- Data -
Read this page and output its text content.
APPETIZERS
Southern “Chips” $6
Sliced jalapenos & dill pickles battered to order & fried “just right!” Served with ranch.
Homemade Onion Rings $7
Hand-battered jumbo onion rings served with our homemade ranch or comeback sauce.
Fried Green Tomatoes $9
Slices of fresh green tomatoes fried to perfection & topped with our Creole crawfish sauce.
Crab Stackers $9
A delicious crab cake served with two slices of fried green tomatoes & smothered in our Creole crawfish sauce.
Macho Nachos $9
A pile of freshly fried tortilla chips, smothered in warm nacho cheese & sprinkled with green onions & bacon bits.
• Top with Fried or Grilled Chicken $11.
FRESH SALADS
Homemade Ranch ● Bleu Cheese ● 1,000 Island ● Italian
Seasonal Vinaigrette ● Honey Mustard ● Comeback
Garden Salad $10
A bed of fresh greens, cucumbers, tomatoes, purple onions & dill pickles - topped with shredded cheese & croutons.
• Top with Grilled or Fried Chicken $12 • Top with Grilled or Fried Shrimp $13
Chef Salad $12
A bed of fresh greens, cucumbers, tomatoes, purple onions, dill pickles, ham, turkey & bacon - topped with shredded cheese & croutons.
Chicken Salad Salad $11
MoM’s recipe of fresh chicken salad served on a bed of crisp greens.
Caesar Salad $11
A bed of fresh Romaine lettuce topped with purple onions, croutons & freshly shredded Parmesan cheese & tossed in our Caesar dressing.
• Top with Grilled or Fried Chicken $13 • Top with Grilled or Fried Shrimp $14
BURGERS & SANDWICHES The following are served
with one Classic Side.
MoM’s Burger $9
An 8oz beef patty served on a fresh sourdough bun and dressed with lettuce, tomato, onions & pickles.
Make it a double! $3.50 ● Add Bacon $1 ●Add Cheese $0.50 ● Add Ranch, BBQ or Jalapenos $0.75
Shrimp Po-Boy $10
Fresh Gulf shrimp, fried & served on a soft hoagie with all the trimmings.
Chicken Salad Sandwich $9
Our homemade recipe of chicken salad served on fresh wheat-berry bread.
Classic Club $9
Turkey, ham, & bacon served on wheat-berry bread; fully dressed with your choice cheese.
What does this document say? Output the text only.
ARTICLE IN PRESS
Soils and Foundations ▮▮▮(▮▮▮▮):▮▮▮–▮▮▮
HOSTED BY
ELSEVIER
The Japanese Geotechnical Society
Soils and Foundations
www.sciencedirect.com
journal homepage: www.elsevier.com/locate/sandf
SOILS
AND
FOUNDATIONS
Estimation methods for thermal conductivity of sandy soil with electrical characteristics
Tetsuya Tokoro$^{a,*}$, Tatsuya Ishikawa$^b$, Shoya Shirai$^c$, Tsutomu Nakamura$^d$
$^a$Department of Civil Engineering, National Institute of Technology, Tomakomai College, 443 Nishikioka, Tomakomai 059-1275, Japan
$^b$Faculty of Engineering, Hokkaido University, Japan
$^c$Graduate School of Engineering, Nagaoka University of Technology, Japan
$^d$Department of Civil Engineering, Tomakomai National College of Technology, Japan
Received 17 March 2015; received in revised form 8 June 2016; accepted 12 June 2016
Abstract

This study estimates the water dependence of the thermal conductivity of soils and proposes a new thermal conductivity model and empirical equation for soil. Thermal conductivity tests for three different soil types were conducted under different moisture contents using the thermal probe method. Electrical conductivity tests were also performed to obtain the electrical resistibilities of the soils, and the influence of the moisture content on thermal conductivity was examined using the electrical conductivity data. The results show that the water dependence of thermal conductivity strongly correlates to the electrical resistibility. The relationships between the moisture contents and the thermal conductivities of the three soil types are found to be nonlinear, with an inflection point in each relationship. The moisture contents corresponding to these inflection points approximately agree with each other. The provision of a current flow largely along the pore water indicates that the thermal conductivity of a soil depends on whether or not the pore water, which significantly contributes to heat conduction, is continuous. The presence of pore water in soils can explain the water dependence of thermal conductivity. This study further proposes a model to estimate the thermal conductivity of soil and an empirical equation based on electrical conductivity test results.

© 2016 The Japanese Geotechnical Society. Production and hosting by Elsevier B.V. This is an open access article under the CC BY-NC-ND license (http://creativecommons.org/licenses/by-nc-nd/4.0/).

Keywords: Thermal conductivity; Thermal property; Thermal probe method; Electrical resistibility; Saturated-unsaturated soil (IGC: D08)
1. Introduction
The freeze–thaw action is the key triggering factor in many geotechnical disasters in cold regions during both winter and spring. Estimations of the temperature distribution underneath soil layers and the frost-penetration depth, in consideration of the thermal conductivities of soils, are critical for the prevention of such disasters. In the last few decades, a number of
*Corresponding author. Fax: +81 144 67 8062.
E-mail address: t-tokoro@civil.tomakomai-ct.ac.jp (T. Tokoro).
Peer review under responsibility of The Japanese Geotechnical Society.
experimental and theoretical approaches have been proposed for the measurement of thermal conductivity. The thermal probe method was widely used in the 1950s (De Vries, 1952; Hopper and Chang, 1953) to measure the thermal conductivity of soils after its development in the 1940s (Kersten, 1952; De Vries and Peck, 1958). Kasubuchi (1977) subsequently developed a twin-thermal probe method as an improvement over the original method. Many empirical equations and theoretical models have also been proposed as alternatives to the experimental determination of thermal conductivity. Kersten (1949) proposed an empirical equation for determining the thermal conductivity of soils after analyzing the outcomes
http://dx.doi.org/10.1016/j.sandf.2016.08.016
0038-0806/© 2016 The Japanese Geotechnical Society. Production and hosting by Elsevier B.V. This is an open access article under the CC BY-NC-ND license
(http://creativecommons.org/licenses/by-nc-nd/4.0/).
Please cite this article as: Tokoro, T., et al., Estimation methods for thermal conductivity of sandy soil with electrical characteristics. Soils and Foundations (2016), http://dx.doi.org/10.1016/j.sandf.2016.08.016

- Task instructions -
Look through the entries above and list every line containing "Classic".

- Result -
with one Classic Side.
Classic Club $9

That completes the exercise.